▸ **TEXT**
┄┄┄┄┄┄
[OSTEP] study note-Virtualization : Process

yong
4 min readDec 9, 2020

Background Knowledge

CPU
Central processing unit

Register
Component of CPU, kinda temporary work station of CPU

‘Array of pointers’ vs ‘Pointer to an array’
Array of pointers
Array that consists of pointers of data type
[data type] * [name of array][nb of elements]

Pointer to an array
A pointer to array of datatype
[data type] (*[name of array]) [nb of elements]

The way UNIX manages file descriptors
Determines the file descriptor to output, the first free file descriptor starts from zero(=STDOUT FILENO)

Kernel pipes
consist of queue data structure

Virtualization

Seemingly OS runs multiple programs simultaneously, in fact, runs process one by one in only one CPU(or few CPUs). It’s called time sharing, there’s tradeoff between performance and number of concurrent processes.

For virtualization OS needs both low-level machinery called mechanisms and high-level intelligence called policies.

Definition of Process

Abstraction of running program
It’s constituted by component of machine state which is all of what a program can read or update while running.

Common process APIs of modern OS are as follows
: Create, Destroy, Wait, Status, Miscellaneous control(deal with problem of process other way than just kill it)

Process Creation

  1. Load code and static data into address space of the process
    (Early OSes all stuff is loaded at once; Modern OSes currently needed pieces of code or data while execution is loaded)
  2. Allocate memory for run-time : stack and heap
  3. Other initialization tasks, particularly I/O(input, output) initialization
  4. Start the program running at the entry point, namely main() and OS transfers control of CPU to the newly-created process.

Process State

Running
A process is running on a processor

Ready
Ready to run but OS has chosen not to run

Blocked
Make the process not to run until some other event takes place.
It’s used when a process initiates I/O, the other process uses CPU for resource efficiency.

Scheduled / Descheduled
A process is moved from ready to running / from running to ready

ZOMBIE (final) state
State of process has exited but hasn’t been cleaned up yet.
┄┄┄┄┄┄
▸ **DATA SECTION**
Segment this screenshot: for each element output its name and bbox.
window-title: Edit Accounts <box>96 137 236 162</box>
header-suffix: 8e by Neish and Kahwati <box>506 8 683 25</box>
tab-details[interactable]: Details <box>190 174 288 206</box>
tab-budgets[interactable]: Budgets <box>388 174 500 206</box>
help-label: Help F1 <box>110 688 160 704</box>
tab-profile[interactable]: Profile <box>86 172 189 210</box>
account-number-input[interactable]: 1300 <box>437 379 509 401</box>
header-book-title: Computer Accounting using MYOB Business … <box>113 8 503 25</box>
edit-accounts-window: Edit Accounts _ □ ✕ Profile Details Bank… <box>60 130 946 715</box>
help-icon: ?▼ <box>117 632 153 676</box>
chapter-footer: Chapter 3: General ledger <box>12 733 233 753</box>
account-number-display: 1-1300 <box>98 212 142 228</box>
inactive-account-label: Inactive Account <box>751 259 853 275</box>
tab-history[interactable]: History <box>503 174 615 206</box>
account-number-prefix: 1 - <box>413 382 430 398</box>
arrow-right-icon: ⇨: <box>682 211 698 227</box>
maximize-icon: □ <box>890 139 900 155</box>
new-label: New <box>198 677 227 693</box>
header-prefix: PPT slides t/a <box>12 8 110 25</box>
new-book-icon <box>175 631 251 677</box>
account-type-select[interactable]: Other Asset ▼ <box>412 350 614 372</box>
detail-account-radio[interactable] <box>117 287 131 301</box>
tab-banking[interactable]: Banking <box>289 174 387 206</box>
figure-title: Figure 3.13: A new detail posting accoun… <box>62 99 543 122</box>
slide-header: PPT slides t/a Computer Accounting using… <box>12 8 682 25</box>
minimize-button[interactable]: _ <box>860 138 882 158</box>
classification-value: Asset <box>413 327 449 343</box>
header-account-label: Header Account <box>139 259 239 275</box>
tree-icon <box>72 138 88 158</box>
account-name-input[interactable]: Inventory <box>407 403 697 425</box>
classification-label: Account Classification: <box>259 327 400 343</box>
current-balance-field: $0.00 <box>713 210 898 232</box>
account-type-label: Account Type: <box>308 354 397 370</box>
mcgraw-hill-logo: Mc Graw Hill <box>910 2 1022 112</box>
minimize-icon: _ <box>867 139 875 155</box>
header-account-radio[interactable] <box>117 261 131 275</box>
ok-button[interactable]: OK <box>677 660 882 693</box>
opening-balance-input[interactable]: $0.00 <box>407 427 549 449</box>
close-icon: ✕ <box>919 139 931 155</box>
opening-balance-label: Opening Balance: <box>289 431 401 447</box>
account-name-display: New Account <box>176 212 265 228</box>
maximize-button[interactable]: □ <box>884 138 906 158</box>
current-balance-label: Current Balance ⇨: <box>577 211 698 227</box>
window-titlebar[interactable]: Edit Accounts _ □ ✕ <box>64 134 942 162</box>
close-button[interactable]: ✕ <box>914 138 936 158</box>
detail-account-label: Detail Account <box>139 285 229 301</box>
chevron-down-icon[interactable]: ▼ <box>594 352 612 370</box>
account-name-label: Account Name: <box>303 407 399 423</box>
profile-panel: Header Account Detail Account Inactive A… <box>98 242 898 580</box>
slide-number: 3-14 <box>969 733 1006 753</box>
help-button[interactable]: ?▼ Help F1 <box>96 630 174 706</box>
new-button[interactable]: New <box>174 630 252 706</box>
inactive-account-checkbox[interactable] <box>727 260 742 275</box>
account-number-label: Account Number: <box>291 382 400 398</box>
┄┄┄┄┄┄
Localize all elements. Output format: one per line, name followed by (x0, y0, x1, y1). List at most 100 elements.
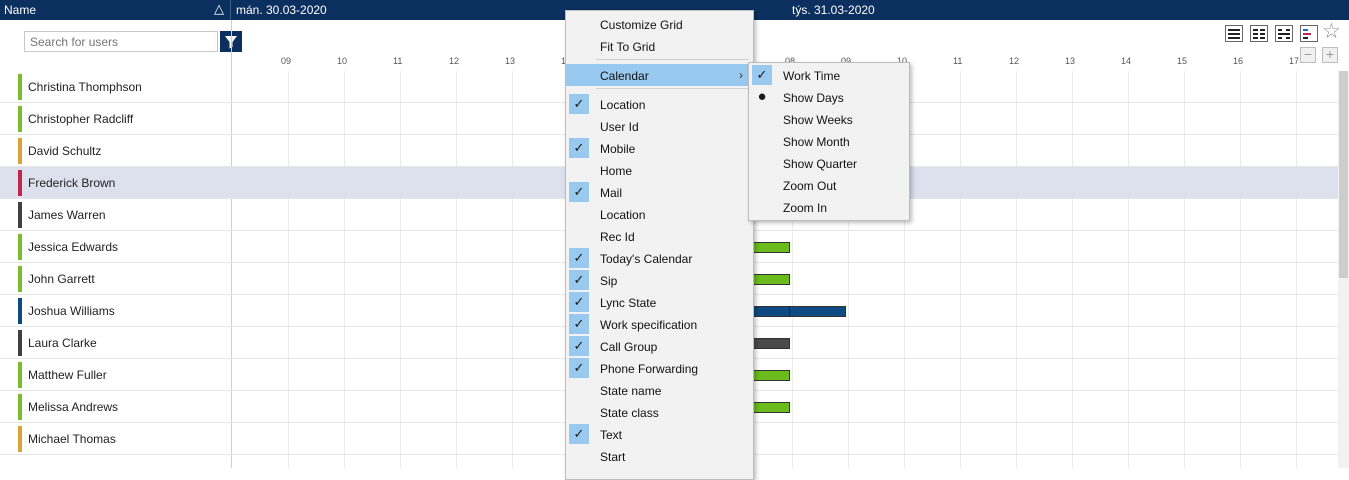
┄┄┄┄┄┄
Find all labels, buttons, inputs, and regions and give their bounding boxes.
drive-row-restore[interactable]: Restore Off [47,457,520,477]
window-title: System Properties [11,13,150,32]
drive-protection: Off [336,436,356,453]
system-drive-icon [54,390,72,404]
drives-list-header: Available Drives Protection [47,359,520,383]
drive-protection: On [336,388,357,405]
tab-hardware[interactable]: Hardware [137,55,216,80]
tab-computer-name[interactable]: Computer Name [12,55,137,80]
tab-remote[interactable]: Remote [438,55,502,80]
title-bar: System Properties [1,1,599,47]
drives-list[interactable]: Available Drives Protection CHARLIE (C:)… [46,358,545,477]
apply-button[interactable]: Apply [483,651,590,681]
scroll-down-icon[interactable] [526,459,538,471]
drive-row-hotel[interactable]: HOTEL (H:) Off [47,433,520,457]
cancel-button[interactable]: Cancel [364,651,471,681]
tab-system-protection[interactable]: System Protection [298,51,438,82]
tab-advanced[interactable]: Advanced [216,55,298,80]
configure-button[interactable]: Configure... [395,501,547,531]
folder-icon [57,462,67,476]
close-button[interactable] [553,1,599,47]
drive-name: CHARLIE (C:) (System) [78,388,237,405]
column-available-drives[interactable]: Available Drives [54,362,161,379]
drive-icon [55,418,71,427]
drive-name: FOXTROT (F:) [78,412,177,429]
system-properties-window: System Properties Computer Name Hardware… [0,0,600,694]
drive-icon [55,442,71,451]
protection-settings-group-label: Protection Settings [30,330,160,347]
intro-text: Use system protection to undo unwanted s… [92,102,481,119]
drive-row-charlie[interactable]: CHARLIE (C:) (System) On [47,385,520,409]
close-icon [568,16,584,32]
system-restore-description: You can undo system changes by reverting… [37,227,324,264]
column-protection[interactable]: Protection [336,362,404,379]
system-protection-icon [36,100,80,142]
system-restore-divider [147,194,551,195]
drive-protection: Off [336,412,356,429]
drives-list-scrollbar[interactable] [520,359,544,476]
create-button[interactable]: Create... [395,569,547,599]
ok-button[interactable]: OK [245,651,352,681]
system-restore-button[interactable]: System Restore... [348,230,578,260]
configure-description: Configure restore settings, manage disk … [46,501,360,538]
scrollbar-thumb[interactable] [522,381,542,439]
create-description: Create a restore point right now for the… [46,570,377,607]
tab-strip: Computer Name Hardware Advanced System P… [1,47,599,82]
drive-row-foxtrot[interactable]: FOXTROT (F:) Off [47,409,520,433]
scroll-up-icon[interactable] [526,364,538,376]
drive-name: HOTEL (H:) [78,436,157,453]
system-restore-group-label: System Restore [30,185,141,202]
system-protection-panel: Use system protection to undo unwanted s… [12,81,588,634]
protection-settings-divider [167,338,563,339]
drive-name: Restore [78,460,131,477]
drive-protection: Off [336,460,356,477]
┄┄┄┄┄┄
▸ **REQUIREMENTS**
**A)** Write out the passage of the OSTEP study note starting at "Abstraction of running" and ending at "the newly-created process.", keeping every word unchanged.
**B)** Continue the OSTEP study note on processes from the point at which it stops.
None of the material is required here.

▸ **RESULTS IN ORDER**
**A)**
Abstraction of running program
It’s constituted by component of machine state which is all of what a program can read or update while running.

Common process APIs of modern OS are as follows
: Create, Destroy, Wait, Status, Miscellaneous control(deal with problem of process other way than just kill it)

Process Creation

  1. Load code and static data into address space of the process
    (Early OSes all stuff is loaded at once; Modern OSes currently needed pieces of code or data while execution is loaded)
  2. Allocate memory for run-time : stack and heap
  3. Other initialization tasks, particularly I/O(input, output) initialization
  4. Start the program running at the entry point, namely main() and OS transfers control of CPU to the newly-created process.

**B)**
Called zombie state in UNIX-based system

Data Structure

Process list
Whole list of current process, aka task list

PCB
Process Control Block, individual structure of information of a process, also called process descriptor

Process Optimization

Two policies :

  1. Switch to the other process when current process issues I/O, for CPU utilization.
  2. After I/O done, run the process again immediately.
    Since CPU utilization is key for efficiency(less time for the whole processes done), the faster a process is done, the more memories (that can be freely used for scheduling) we get.

Process APIs

Three APIs(system calls) to create new process
fork(), exec(), wait()

  1. fork
    fork creates new process(child process), which starts from the line calls fork();
  2. exec
    exec is used when wanna run a different program in a certain process.
    Overwrites code with loaded code called by exec, address space of the process re-initialized with newly-loaded code.
    But does not create new process.
  3. wait
    wait(), waitpid() let the process called wait();(usually parent) wait until the other process(usually child) done.

Reason for use fork, exec, wait

Why separate creation function to fork and exec?
When creation of new process and setting task for it done separately, can handle the process environment so that enables various features(e.g. change file descriptor).
Also, separation lets shell run code after fork(), before exec() so that can utilize useful tools such as pipes(ch 5, p.6)
With such kind of handling above output of child to stdout(e.g.printf) is redirected to designated path or file descriptor.

But some other opinions exist.
For example, a recent paper by systems researchers from Microsoft, Boston University, and ETH in Switzerland details some problems with fork(), and advocates for other, simpler process creation APIs such as spawn()

Why use wait(), waitpid()?
CPU scheduler schedules process seemingly in non-determinism manner, because of complexity of scheduler. So wait(), waitpid() are needed.

Process control in UNIX

In UNIX shells, some commands(signals subsystem) deliver a specific signal to current running process for convenience.(And process should use signal() system calls to catch them.)

User
For the systems that many people using at the same time, needs to restrict signal to control process appropriately.
So use the concept of user : who exercises full control over their own process to prevent malicious signal by others.
And generally, system needs who can administer it. It’s called superuser or root user in UNIX-based systems.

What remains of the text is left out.